● What the task requires: Show every line in the records below that contains the word "values".

● Entries shown:
- - -

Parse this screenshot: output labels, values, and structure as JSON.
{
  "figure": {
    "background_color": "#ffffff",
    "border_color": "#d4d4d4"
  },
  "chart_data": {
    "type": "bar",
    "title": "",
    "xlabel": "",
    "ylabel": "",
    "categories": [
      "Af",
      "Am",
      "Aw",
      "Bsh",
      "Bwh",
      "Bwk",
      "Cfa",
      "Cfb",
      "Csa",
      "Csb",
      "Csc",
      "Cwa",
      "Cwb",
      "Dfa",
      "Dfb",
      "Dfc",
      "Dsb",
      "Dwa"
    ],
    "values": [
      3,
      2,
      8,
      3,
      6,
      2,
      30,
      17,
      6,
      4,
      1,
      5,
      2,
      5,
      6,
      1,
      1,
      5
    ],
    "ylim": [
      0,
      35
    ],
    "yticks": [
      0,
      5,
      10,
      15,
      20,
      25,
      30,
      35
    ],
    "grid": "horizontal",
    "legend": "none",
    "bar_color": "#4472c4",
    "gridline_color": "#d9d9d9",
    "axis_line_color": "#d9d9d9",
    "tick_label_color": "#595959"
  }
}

- - -

● Full output:
Parse this screenshot: output labels, values, and structure as JSON.
    "values": [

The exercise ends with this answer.